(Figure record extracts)
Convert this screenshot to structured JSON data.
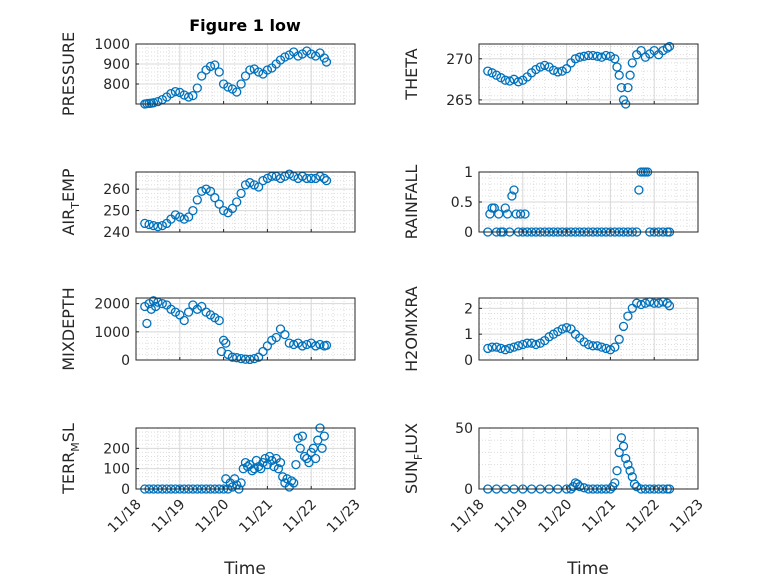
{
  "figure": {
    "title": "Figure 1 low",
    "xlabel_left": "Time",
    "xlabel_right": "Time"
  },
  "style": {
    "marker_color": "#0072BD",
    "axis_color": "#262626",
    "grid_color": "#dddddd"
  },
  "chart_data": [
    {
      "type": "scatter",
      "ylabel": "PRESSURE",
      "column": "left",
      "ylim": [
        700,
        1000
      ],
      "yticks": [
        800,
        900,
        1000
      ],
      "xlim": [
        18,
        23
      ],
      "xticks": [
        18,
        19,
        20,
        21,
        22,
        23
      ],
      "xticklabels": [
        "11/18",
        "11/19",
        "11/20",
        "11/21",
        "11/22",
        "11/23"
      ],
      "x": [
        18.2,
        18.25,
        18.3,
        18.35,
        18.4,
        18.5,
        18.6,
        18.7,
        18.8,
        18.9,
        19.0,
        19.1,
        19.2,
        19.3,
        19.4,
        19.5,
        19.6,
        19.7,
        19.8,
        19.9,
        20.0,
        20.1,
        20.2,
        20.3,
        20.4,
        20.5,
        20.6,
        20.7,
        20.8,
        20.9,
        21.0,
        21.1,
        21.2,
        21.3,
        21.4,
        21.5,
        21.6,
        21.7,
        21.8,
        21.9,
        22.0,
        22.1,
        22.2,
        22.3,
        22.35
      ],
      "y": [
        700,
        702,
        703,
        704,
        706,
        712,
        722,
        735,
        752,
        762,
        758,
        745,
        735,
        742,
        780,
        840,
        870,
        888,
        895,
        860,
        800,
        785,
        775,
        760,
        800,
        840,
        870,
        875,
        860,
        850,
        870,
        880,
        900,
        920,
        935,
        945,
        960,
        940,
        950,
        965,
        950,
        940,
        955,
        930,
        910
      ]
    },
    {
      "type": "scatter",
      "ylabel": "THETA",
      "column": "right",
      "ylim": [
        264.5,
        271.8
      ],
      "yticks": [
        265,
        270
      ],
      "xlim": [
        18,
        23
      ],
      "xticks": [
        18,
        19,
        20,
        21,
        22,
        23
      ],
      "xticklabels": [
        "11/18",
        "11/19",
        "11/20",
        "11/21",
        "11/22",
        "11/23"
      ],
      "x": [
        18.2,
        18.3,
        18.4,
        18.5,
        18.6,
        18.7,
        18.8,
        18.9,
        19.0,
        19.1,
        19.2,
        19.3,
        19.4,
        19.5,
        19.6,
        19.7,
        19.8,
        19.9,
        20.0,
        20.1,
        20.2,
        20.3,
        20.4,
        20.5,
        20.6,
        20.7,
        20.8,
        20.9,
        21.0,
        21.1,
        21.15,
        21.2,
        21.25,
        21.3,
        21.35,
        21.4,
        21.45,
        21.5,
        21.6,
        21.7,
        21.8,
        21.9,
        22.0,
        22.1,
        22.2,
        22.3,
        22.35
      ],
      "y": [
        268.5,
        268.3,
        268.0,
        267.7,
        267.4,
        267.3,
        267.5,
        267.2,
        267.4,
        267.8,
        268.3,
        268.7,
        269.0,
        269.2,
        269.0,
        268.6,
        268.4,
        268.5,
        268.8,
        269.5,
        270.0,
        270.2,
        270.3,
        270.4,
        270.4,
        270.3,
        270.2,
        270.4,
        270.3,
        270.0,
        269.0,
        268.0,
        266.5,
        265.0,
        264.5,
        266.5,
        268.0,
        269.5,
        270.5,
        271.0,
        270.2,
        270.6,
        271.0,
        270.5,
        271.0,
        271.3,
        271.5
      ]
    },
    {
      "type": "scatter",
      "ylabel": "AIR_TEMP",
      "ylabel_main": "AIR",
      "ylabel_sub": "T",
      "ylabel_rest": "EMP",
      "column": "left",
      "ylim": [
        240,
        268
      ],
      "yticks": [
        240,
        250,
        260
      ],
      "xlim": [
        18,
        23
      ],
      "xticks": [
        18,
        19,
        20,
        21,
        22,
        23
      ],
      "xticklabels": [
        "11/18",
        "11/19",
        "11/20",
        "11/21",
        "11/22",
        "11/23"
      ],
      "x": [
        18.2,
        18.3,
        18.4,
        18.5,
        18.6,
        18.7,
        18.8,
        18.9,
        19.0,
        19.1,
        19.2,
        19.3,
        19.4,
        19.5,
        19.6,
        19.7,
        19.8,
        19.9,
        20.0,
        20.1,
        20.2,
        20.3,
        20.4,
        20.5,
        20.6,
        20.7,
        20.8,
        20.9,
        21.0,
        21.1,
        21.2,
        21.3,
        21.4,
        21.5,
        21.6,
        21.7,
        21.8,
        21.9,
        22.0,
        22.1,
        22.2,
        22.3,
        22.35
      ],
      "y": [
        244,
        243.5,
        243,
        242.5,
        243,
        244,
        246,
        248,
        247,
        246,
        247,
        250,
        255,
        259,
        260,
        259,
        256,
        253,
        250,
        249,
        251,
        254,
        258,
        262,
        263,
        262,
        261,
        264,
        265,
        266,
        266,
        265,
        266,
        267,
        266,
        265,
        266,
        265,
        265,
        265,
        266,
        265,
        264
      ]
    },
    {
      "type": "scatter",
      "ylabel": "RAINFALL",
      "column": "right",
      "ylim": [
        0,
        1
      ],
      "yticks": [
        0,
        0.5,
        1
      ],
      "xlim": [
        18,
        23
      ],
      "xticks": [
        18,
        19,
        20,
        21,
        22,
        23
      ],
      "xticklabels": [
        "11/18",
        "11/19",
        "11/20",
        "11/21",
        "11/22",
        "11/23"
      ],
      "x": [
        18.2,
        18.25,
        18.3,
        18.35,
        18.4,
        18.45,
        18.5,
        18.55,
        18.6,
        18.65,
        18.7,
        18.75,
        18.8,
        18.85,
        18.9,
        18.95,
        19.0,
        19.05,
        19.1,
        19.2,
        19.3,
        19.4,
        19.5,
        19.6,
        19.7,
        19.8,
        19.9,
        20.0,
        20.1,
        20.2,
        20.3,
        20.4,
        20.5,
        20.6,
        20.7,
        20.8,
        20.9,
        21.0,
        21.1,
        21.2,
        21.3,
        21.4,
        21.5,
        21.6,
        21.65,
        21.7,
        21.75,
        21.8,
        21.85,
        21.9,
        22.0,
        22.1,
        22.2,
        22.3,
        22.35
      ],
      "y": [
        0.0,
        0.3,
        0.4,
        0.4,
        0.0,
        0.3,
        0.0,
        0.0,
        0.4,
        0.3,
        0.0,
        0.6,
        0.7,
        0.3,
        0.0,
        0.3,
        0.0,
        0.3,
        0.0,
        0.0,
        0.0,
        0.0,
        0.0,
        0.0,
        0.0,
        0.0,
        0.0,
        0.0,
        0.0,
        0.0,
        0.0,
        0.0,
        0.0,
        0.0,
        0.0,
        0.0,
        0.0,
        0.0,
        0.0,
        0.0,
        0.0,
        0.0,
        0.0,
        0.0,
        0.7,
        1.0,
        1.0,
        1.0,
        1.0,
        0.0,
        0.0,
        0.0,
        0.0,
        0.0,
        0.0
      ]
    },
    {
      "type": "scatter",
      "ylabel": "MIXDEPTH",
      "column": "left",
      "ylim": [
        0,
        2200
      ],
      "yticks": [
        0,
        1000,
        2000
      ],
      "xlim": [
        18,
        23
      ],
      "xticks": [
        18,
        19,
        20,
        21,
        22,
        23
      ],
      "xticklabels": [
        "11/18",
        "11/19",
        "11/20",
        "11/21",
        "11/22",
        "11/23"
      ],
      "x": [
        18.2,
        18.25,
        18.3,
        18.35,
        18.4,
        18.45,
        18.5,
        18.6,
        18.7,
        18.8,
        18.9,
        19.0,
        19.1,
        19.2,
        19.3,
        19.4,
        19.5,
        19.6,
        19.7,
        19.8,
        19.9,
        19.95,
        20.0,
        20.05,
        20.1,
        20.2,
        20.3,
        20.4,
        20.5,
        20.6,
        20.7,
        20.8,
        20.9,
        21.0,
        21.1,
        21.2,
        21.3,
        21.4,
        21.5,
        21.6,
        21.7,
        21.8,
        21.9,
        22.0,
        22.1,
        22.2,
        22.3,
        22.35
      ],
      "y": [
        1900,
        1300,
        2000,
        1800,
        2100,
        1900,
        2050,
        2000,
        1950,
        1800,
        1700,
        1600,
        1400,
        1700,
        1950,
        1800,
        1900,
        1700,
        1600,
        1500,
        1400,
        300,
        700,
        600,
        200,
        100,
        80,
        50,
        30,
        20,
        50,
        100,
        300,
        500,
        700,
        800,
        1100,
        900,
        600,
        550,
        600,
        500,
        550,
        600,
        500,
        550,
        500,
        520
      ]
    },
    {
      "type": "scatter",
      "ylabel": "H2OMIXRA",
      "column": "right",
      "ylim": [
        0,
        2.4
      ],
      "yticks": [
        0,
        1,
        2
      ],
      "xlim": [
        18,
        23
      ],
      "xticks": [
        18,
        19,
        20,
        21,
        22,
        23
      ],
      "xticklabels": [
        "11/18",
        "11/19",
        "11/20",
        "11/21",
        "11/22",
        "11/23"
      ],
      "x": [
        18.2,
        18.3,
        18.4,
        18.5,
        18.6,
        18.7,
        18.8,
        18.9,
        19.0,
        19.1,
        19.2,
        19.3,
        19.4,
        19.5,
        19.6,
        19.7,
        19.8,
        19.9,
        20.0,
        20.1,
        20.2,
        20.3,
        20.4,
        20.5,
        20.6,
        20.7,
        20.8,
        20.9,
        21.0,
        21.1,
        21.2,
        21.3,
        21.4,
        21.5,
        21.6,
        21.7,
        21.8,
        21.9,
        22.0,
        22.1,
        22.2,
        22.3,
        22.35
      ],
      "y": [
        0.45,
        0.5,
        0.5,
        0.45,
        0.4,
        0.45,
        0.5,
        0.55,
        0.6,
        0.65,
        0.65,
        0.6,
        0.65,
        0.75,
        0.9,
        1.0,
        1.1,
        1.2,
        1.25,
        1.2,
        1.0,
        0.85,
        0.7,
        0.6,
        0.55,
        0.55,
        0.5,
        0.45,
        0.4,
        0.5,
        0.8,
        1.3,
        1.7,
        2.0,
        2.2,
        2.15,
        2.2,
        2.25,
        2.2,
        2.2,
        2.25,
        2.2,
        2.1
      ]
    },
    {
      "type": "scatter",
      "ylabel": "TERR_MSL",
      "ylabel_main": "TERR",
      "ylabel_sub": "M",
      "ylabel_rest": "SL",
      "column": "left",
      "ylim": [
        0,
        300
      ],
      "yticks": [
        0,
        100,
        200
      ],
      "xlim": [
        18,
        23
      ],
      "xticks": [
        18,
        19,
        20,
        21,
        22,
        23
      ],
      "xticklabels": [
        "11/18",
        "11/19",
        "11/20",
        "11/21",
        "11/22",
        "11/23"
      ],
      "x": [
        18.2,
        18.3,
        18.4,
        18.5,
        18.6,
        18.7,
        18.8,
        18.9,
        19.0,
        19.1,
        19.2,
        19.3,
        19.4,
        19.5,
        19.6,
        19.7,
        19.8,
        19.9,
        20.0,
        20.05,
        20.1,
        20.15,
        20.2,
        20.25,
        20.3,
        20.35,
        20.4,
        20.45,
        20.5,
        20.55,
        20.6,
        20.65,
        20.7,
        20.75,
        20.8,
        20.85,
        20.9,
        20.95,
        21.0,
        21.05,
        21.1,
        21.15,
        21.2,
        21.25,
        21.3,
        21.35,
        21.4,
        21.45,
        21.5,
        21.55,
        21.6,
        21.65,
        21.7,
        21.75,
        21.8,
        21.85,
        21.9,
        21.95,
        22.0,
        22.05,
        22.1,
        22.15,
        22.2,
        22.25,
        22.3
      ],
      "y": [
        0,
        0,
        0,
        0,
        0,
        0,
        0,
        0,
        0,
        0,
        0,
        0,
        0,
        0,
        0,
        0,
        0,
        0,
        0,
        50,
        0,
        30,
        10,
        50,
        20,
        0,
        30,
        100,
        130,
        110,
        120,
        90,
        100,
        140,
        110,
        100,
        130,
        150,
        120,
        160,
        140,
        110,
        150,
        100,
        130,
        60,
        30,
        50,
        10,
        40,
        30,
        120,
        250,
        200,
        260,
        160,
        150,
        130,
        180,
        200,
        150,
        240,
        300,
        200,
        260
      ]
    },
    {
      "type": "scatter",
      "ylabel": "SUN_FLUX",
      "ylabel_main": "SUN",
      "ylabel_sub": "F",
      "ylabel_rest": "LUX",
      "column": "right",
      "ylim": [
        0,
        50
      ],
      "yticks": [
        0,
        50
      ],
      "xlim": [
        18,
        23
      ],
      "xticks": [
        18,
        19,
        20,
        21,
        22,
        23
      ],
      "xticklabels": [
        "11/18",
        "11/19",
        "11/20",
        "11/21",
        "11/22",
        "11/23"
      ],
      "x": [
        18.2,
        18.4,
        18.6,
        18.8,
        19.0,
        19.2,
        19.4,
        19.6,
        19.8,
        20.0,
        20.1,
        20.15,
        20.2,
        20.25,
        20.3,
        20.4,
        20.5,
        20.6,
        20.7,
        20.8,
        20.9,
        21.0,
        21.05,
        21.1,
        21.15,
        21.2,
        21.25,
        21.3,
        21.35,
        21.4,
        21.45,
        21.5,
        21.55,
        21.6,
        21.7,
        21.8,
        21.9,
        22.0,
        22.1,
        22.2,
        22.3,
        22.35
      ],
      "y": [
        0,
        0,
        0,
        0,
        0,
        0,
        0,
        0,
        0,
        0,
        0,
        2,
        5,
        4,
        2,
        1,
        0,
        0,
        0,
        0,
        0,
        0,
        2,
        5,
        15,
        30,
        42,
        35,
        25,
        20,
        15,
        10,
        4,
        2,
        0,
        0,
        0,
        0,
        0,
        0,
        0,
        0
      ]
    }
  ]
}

--

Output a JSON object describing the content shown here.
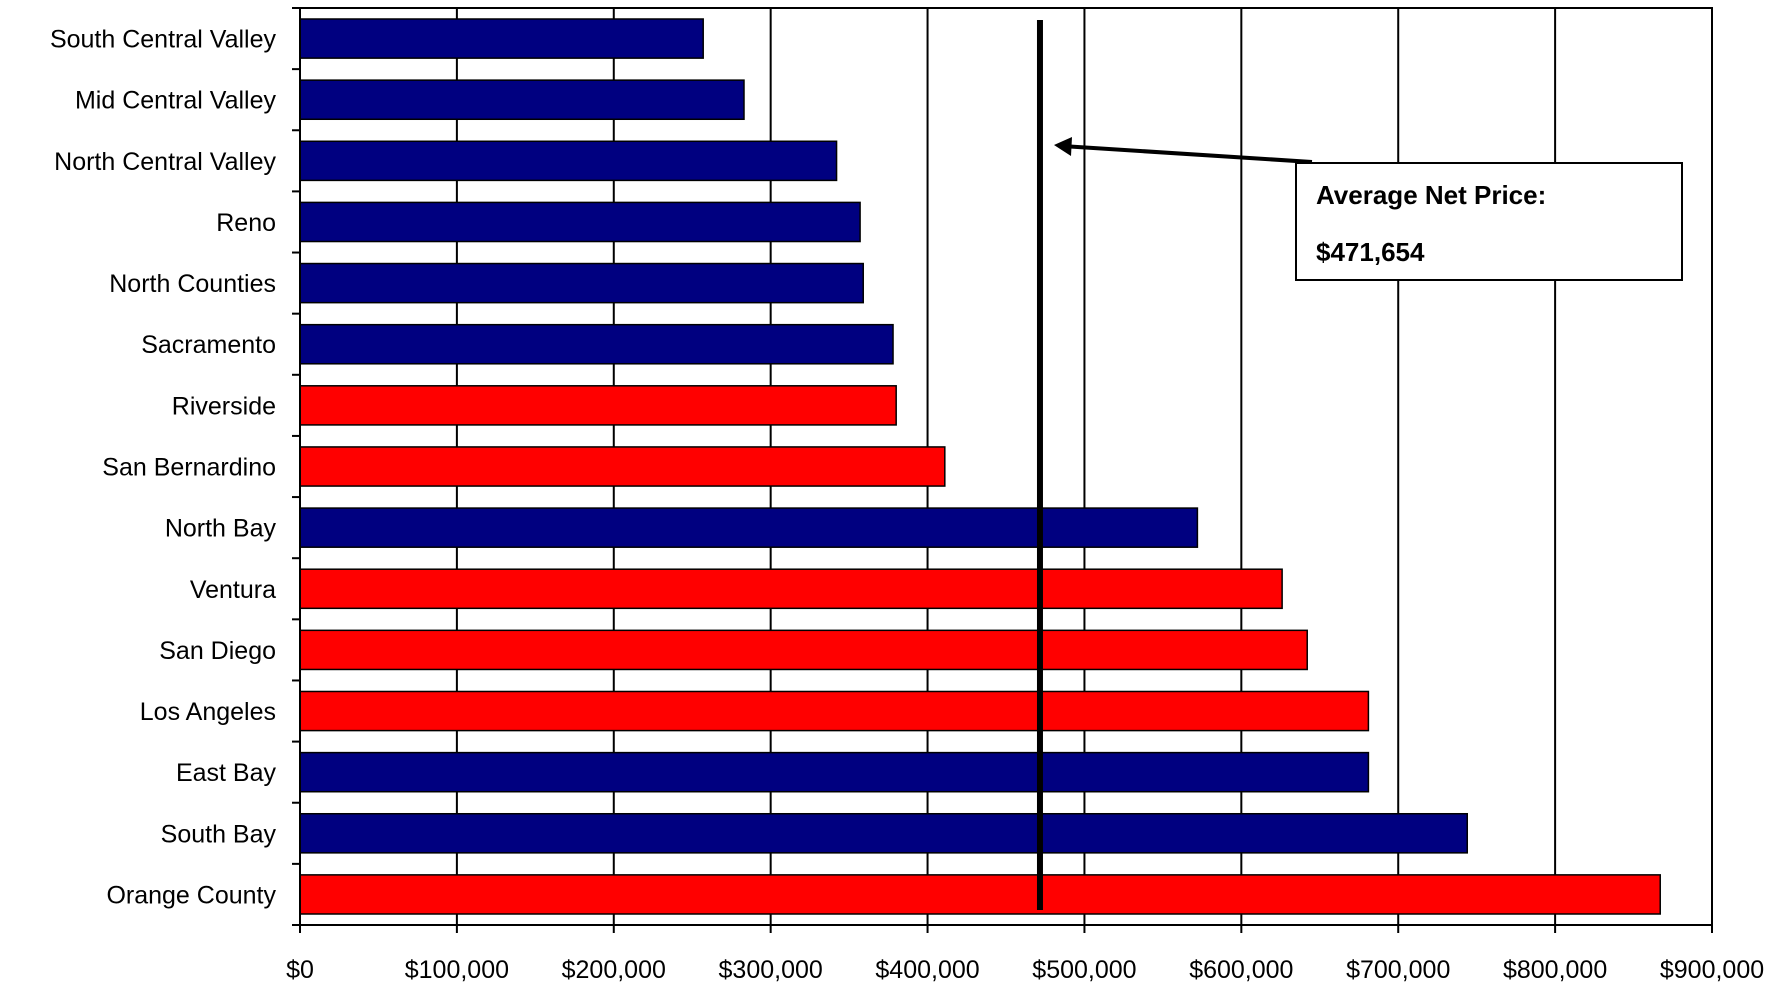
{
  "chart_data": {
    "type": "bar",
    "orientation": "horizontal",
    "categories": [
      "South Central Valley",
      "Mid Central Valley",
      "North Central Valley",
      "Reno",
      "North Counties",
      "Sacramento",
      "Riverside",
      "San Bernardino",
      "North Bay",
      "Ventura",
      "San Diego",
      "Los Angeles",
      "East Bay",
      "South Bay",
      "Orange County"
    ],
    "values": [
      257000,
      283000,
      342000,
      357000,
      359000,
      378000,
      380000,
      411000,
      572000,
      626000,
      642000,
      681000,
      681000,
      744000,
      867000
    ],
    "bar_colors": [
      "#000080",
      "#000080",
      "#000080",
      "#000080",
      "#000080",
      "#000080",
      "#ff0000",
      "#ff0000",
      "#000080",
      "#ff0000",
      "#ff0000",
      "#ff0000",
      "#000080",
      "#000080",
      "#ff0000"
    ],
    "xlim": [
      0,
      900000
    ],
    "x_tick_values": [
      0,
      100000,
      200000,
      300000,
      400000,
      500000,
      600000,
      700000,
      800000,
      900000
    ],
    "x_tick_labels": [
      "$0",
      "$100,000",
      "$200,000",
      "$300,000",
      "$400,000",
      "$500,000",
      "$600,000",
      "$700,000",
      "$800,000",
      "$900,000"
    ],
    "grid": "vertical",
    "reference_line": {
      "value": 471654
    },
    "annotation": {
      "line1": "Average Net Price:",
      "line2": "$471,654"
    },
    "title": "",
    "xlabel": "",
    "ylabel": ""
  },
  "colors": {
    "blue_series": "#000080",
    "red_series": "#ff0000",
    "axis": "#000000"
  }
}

> _Description of the task_
Return each line of the listing that holds the string "Central".

> _Task output_
      "South Central Valley",
      "Mid Central Valley",
      "North Central Valley",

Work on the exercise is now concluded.